Excerpts from a figure dataset.
········
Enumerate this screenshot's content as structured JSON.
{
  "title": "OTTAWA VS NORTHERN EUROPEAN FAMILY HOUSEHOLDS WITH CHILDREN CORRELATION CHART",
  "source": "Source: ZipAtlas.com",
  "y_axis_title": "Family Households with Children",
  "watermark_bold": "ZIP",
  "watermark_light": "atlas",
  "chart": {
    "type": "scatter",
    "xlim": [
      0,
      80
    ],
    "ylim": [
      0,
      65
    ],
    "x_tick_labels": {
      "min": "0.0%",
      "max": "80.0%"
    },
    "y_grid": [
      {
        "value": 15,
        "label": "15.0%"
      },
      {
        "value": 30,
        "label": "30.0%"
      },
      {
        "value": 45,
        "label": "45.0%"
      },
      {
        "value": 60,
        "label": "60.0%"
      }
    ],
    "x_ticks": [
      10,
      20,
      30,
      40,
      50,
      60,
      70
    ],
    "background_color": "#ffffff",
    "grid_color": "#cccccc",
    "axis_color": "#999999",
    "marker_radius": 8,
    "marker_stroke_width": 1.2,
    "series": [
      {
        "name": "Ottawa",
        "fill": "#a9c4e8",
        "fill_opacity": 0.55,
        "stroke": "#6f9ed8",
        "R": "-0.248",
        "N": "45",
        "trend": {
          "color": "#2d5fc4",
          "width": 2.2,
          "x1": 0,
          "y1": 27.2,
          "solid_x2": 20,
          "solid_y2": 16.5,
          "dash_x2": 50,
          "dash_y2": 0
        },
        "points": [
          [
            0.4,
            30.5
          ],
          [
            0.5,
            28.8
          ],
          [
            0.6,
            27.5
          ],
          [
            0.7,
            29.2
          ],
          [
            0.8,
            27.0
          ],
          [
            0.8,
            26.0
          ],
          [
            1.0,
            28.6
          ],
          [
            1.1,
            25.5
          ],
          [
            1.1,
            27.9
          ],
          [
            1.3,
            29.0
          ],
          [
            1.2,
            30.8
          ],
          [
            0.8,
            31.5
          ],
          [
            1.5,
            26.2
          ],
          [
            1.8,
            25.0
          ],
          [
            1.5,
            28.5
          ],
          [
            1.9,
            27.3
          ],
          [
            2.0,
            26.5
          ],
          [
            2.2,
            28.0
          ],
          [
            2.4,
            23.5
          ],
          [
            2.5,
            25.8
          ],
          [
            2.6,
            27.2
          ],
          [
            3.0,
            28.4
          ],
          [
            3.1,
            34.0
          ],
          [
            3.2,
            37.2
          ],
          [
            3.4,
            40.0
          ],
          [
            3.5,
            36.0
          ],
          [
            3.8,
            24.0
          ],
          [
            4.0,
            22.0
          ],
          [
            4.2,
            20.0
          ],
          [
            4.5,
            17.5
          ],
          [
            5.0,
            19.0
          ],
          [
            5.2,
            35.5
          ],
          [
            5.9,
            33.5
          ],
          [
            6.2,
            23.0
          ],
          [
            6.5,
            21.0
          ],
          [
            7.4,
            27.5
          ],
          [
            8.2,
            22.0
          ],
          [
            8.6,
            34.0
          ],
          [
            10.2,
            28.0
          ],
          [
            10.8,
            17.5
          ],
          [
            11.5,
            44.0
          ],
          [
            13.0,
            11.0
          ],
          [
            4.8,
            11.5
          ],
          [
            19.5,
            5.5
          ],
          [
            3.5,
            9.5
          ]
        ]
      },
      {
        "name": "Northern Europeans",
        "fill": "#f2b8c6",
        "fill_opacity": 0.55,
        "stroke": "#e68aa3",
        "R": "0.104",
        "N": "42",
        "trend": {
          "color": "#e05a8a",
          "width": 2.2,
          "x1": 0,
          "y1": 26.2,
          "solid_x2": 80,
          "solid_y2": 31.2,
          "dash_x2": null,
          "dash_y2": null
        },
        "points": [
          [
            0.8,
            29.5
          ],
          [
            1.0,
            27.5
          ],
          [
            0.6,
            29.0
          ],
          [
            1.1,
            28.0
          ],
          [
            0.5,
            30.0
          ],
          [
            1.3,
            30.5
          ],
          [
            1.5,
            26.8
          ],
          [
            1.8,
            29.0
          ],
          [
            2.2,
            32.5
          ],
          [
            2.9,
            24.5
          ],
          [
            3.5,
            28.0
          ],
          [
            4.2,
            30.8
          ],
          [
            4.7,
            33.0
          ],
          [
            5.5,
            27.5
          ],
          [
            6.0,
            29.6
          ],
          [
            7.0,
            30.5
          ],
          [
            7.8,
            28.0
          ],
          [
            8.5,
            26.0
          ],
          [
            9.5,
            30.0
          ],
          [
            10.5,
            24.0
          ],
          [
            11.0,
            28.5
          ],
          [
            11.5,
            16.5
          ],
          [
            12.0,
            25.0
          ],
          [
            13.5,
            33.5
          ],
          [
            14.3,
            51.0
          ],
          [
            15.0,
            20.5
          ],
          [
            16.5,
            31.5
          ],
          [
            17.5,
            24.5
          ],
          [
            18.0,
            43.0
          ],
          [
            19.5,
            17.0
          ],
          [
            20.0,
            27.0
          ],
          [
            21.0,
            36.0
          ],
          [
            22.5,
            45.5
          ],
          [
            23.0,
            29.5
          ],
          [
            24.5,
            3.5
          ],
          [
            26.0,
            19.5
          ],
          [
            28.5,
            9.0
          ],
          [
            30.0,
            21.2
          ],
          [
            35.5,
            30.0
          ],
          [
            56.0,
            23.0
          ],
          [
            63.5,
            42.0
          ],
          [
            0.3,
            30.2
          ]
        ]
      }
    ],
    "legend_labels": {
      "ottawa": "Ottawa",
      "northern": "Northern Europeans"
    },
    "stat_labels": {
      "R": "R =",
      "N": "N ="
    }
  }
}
········
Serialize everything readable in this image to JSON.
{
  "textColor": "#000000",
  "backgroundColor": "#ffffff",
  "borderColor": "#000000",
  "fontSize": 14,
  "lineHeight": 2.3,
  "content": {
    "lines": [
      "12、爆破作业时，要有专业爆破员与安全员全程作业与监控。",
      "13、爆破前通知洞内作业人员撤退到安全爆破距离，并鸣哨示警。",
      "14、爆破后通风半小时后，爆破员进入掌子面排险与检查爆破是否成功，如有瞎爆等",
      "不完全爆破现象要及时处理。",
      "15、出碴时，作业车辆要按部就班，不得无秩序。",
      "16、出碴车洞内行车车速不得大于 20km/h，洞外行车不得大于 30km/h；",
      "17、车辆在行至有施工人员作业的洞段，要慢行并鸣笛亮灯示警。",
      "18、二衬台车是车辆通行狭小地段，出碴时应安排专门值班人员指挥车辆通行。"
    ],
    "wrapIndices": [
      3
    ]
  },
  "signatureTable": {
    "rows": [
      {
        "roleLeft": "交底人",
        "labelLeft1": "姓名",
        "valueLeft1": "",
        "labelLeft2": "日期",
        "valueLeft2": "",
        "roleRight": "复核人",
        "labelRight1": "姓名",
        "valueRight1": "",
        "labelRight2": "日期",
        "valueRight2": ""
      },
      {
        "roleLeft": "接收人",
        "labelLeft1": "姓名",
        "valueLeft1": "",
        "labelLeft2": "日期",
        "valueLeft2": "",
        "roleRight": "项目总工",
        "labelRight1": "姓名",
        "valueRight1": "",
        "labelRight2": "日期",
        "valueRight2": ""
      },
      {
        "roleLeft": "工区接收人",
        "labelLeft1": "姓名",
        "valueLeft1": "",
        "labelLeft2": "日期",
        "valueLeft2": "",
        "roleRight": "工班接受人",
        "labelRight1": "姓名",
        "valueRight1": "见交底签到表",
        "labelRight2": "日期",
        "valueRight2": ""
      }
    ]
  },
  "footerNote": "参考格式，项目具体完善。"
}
········
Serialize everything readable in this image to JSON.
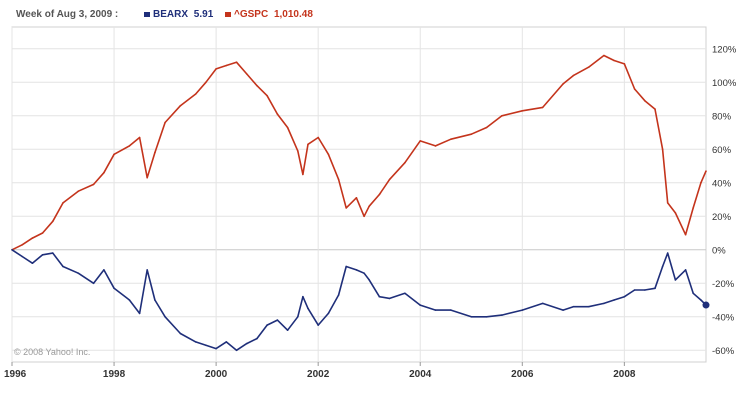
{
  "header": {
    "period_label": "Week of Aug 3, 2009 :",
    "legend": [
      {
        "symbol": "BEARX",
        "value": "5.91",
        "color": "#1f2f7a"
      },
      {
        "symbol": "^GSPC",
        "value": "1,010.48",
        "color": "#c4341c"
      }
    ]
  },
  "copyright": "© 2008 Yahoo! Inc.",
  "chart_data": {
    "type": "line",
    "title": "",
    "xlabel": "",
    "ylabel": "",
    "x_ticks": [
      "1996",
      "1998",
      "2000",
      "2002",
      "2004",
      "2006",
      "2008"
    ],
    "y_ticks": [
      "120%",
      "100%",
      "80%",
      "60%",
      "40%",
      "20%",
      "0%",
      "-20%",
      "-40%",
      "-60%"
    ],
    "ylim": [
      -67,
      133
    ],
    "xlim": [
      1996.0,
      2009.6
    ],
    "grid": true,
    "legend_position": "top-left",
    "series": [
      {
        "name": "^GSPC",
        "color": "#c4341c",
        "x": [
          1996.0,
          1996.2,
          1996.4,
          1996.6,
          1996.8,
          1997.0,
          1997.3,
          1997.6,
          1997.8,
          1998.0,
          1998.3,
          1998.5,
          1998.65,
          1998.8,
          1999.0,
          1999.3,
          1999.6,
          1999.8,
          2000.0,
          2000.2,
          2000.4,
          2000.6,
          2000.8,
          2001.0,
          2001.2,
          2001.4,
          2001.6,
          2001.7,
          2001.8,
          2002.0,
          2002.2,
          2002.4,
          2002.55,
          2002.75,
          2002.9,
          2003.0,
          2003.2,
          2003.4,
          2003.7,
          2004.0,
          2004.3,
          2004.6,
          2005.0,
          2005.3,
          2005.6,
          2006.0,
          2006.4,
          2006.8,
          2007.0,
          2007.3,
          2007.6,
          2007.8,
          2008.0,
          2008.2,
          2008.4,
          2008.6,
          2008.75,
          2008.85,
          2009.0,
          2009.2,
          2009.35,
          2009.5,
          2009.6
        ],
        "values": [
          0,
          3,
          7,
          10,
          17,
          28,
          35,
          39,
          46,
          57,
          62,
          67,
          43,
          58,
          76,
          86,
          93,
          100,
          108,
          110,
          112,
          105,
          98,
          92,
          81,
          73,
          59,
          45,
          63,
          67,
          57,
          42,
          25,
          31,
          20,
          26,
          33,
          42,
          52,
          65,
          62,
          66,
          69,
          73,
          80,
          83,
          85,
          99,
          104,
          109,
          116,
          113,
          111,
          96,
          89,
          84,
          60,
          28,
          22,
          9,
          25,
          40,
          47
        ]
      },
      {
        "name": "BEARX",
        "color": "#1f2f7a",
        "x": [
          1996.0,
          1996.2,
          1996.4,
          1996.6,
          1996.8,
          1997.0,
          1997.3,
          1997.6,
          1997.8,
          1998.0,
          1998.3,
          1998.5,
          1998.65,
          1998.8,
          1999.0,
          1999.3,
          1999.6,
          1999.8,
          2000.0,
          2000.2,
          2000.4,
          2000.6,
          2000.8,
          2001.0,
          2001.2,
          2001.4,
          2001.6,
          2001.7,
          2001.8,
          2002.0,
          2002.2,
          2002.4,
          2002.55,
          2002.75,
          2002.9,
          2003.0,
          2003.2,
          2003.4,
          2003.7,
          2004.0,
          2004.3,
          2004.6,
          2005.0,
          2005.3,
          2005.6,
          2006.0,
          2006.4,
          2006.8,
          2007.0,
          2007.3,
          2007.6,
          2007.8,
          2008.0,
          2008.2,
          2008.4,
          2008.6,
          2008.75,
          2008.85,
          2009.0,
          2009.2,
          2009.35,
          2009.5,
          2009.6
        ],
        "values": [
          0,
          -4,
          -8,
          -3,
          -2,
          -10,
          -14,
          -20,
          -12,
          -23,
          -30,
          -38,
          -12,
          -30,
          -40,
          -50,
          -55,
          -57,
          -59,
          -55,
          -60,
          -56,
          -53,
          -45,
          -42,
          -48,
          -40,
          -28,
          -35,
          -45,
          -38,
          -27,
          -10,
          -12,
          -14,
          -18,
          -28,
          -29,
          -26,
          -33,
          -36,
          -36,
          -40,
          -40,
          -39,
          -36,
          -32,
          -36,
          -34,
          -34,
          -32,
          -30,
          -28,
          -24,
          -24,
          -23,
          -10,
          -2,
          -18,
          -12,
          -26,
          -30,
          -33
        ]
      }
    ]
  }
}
········
Task description.
What is the number of lines in this listing that contain the word "content"? Answer with that number and nothing else.

Result below.
2